» Records shown
%%

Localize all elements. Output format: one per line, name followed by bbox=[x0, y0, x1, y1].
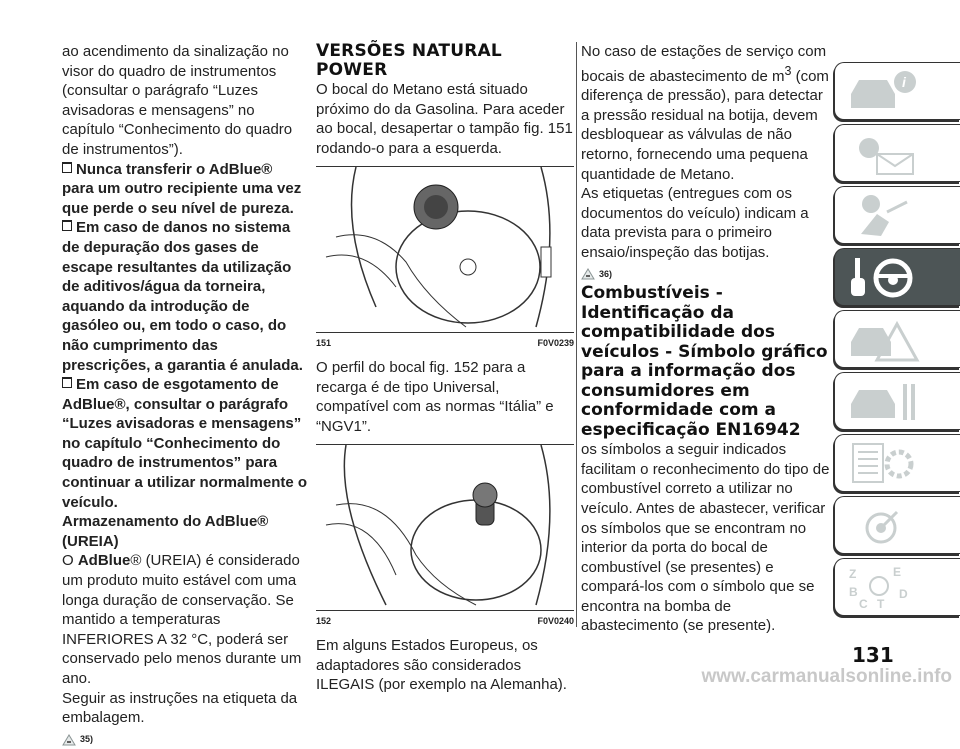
tab-starting-driving[interactable] bbox=[834, 248, 960, 306]
tab-car-info[interactable] bbox=[834, 62, 960, 120]
tab-multimedia[interactable] bbox=[834, 496, 960, 554]
index-letters-icon bbox=[847, 564, 927, 610]
checkbox-bullet-icon bbox=[62, 377, 72, 388]
figure-151: 151 F0V0239 bbox=[316, 166, 574, 354]
paragraph: Seguir as instruções na etiqueta da embalagem. bbox=[62, 689, 298, 727]
paragraph: Em alguns Estados Europeus, os adaptadores são considerados ILEGAIS (por exemplo na Alemanha). bbox=[316, 636, 567, 694]
tab-emergency[interactable] bbox=[834, 310, 960, 368]
svg-text:B: B bbox=[849, 585, 858, 599]
column-divider bbox=[576, 42, 577, 627]
paragraph: ao acendimento da sinalização no visor do quadro de instrumentos (consultar o parágrafo “Luzes avisadoras e mensagens” no capítulo “Conhecimento do quadro de instrumentos”). bbox=[62, 43, 293, 158]
warning-reference: 36) bbox=[581, 265, 831, 285]
chapter-tabs bbox=[834, 62, 960, 620]
car-info-icon bbox=[847, 68, 927, 114]
watermark: www.carmanualsonline.info bbox=[701, 666, 952, 687]
technical-data-icon bbox=[847, 440, 927, 486]
paragraph: No caso de estações de serviço com bocais de abastecimento de $m^3$ (com diferença de pressão), para detectar a pressão residual na botija, devem desbloquear as válvulas de não retorno, fornecendo uma pequena quantidade de Metano. bbox=[581, 43, 829, 183]
tab-index[interactable] bbox=[834, 558, 960, 616]
airbag-seat-icon bbox=[847, 192, 927, 238]
paragraph: os símbolos a seguir indicados facilitam o reconhecimento do tipo de combustível correto a utilizar no veículo. Antes de abastecer, verificar os símbolos que se encontram no interior da porta do bocal de combustível (se presentes) e compará-los com o símbolo que se encontra na bomba de abastecimento (se presente). bbox=[581, 441, 830, 635]
bullet-item: Em caso de danos no sistema de depuração dos gases de escape resultantes da utilização de aditivos/água da torneira, aquando da introdução de gasóleo ou, em todo o caso, do não cumprimento das prescrições, a garantia é anulada. bbox=[62, 219, 303, 374]
svg-text:Z: Z bbox=[849, 567, 857, 581]
page-number: 131 bbox=[852, 643, 894, 667]
svg-text:C: C bbox=[859, 597, 868, 610]
section-heading: Combustíveis - Identificação da compatibilidade dos veículos - Símbolo gráfico para a informação dos consumidores em conformidade com a especificação EN16942 bbox=[581, 283, 828, 440]
paragraph: O AdBlue® (UREIA) é considerado um produto muito estável com uma longa duração de conservação. Se mantido a temperaturas INFERIORES A 32 °C, poderá ser conservado pelo menos durante um ano. bbox=[62, 552, 302, 687]
key-steering-wheel-icon bbox=[847, 254, 927, 300]
tab-warning-lights[interactable] bbox=[834, 124, 960, 182]
tab-maintenance[interactable] bbox=[834, 372, 960, 430]
svg-text:i: i bbox=[902, 74, 906, 90]
warning-light-message-icon bbox=[847, 130, 927, 176]
warning-triangle-icon bbox=[62, 734, 76, 746]
fuel-nozzle-profile-illustration bbox=[316, 445, 574, 610]
paragraph: O bocal do Metano está situado próximo do da Gasolina. Para aceder ao bocal, desapertar o tampão fig. 151 rodando-o para a esquerda. bbox=[316, 81, 573, 157]
warning-reference: 35) bbox=[62, 730, 308, 749]
paragraph: As etiquetas (entregues com os documentos do veículo) indicam a data prevista para o primeiro ensaio/inspeção das botijas. bbox=[581, 185, 809, 261]
car-emergency-icon bbox=[847, 316, 927, 362]
paragraph: O perfil do bocal fig. 152 para a recarga é de tipo Universal, compatível com as normas “Itália” e “NGV1”. bbox=[316, 358, 554, 435]
column-left bbox=[62, 42, 308, 749]
figure-152: 152 F0V0240 bbox=[316, 444, 574, 632]
checkbox-bullet-icon bbox=[62, 220, 72, 231]
svg-text:T: T bbox=[877, 597, 885, 610]
car-maintenance-icon bbox=[847, 378, 927, 424]
warning-triangle-icon bbox=[581, 268, 595, 280]
tab-technical-data[interactable] bbox=[834, 434, 960, 492]
svg-text:D: D bbox=[899, 587, 908, 601]
multimedia-icon bbox=[847, 502, 927, 548]
tab-safety[interactable] bbox=[834, 186, 960, 244]
section-heading: VERSÕES NATURAL POWER bbox=[316, 41, 502, 80]
bullet-item: Em caso de esgotamento de AdBlue®, consultar o parágrafo “Luzes avisadoras e mensagens” no capítulo “Conhecimento do quadro de instrumentos” para continuar a utilizar normalmente o veículo. bbox=[62, 376, 308, 511]
checkbox-bullet-icon bbox=[62, 162, 72, 173]
bullet-item: Nunca transferir o AdBlue® para um outro recipiente uma vez que perde o seu nível de pureza. bbox=[62, 160, 302, 217]
column-middle bbox=[316, 42, 574, 695]
svg-text:E: E bbox=[893, 565, 902, 579]
column-right bbox=[581, 42, 831, 636]
fuel-nozzle-cap-illustration bbox=[316, 167, 574, 332]
subheading: Armazenamento do AdBlue® (UREIA) bbox=[62, 513, 269, 550]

%%

» To be done
Rewrite the entries with every "checkbox-bullet-icon" renamed to "list-marker-icon" and everything else unchanged. Leave out the pictures.

» Result
Localize all elements. Output format: one per line, name followed by bbox=[x0, y0, x1, y1].
tab-starting-driving[interactable] bbox=[834, 248, 960, 306]
tab-car-info[interactable] bbox=[834, 62, 960, 120]
tab-multimedia[interactable] bbox=[834, 496, 960, 554]
index-letters-icon bbox=[847, 564, 927, 610]
list-marker-icon bbox=[62, 377, 72, 388]
figure-151: 151 F0V0239 bbox=[316, 166, 574, 354]
paragraph: Seguir as instruções na etiqueta da embalagem. bbox=[62, 689, 298, 727]
paragraph: Em alguns Estados Europeus, os adaptadores são considerados ILEGAIS (por exemplo na Alemanha). bbox=[316, 636, 567, 694]
tab-emergency[interactable] bbox=[834, 310, 960, 368]
svg-text:B: B bbox=[849, 585, 858, 599]
column-divider bbox=[576, 42, 577, 627]
paragraph: ao acendimento da sinalização no visor do quadro de instrumentos (consultar o parágrafo “Luzes avisadoras e mensagens” no capítulo “Conhecimento do quadro de instrumentos”). bbox=[62, 43, 293, 158]
warning-reference: 36) bbox=[581, 265, 831, 285]
chapter-tabs bbox=[834, 62, 960, 620]
car-info-icon bbox=[847, 68, 927, 114]
watermark: www.carmanualsonline.info bbox=[701, 666, 952, 687]
technical-data-icon bbox=[847, 440, 927, 486]
paragraph: No caso de estações de serviço com bocais de abastecimento de $m^3$ (com diferença de pressão), para detectar a pressão residual na botija, devem desbloquear as válvulas de não retorno, fornecendo uma pequena quantidade de Metano. bbox=[581, 43, 829, 183]
tab-index[interactable] bbox=[834, 558, 960, 616]
airbag-seat-icon bbox=[847, 192, 927, 238]
paragraph: os símbolos a seguir indicados facilitam o reconhecimento do tipo de combustível correto a utilizar no veículo. Antes de abastecer, verificar os símbolos que se encontram no interior da porta do bocal de combustível (se presentes) e compará-los com o símbolo que se encontra na bomba de abastecimento (se presente). bbox=[581, 441, 830, 635]
bullet-item: Em caso de danos no sistema de depuração dos gases de escape resultantes da utilização de aditivos/água da torneira, aquando da introdução de gasóleo ou, em todo o caso, do não cumprimento das prescrições, a garantia é anulada. bbox=[62, 219, 303, 374]
svg-text:Z: Z bbox=[849, 567, 857, 581]
page-number: 131 bbox=[852, 643, 894, 667]
svg-text:C: C bbox=[859, 597, 868, 610]
section-heading: Combustíveis - Identificação da compatibilidade dos veículos - Símbolo gráfico para a informação dos consumidores em conformidade com a especificação EN16942 bbox=[581, 283, 828, 440]
paragraph: O AdBlue® (UREIA) é considerado um produto muito estável com uma longa duração de conservação. Se mantido a temperaturas INFERIORES A 32 °C, poderá ser conservado pelo menos durante um ano. bbox=[62, 552, 302, 687]
key-steering-wheel-icon bbox=[847, 254, 927, 300]
tab-warning-lights[interactable] bbox=[834, 124, 960, 182]
tab-maintenance[interactable] bbox=[834, 372, 960, 430]
svg-text:i: i bbox=[902, 74, 906, 90]
warning-light-message-icon bbox=[847, 130, 927, 176]
warning-triangle-icon bbox=[62, 734, 76, 746]
fuel-nozzle-profile-illustration bbox=[316, 445, 574, 610]
paragraph: O bocal do Metano está situado próximo do da Gasolina. Para aceder ao bocal, desapertar o tampão fig. 151 rodando-o para a esquerda. bbox=[316, 81, 573, 157]
warning-reference: 35) bbox=[62, 730, 308, 749]
paragraph: As etiquetas (entregues com os documentos do veículo) indicam a data prevista para o primeiro ensaio/inspeção das botijas. bbox=[581, 185, 809, 261]
car-emergency-icon bbox=[847, 316, 927, 362]
paragraph: O perfil do bocal fig. 152 para a recarga é de tipo Universal, compatível com as normas “Itália” e “NGV1”. bbox=[316, 358, 554, 435]
column-left bbox=[62, 42, 308, 749]
figure-152: 152 F0V0240 bbox=[316, 444, 574, 632]
list-marker-icon bbox=[62, 220, 72, 231]
svg-text:T: T bbox=[877, 597, 885, 610]
car-maintenance-icon bbox=[847, 378, 927, 424]
warning-triangle-icon bbox=[581, 268, 595, 280]
tab-technical-data[interactable] bbox=[834, 434, 960, 492]
svg-text:D: D bbox=[899, 587, 908, 601]
multimedia-icon bbox=[847, 502, 927, 548]
tab-safety[interactable] bbox=[834, 186, 960, 244]
section-heading: VERSÕES NATURAL POWER bbox=[316, 41, 502, 80]
bullet-item: Em caso de esgotamento de AdBlue®, consultar o parágrafo “Luzes avisadoras e mensagens” no capítulo “Conhecimento do quadro de instrumentos” para continuar a utilizar normalmente o veículo. bbox=[62, 376, 308, 511]
list-marker-icon bbox=[62, 162, 72, 173]
bullet-item: Nunca transferir o AdBlue® para um outro recipiente uma vez que perde o seu nível de pureza. bbox=[62, 160, 302, 217]
column-middle bbox=[316, 42, 574, 695]
svg-text:E: E bbox=[893, 565, 902, 579]
column-right bbox=[581, 42, 831, 636]
fuel-nozzle-cap-illustration bbox=[316, 167, 574, 332]
subheading: Armazenamento do AdBlue® (UREIA) bbox=[62, 513, 269, 550]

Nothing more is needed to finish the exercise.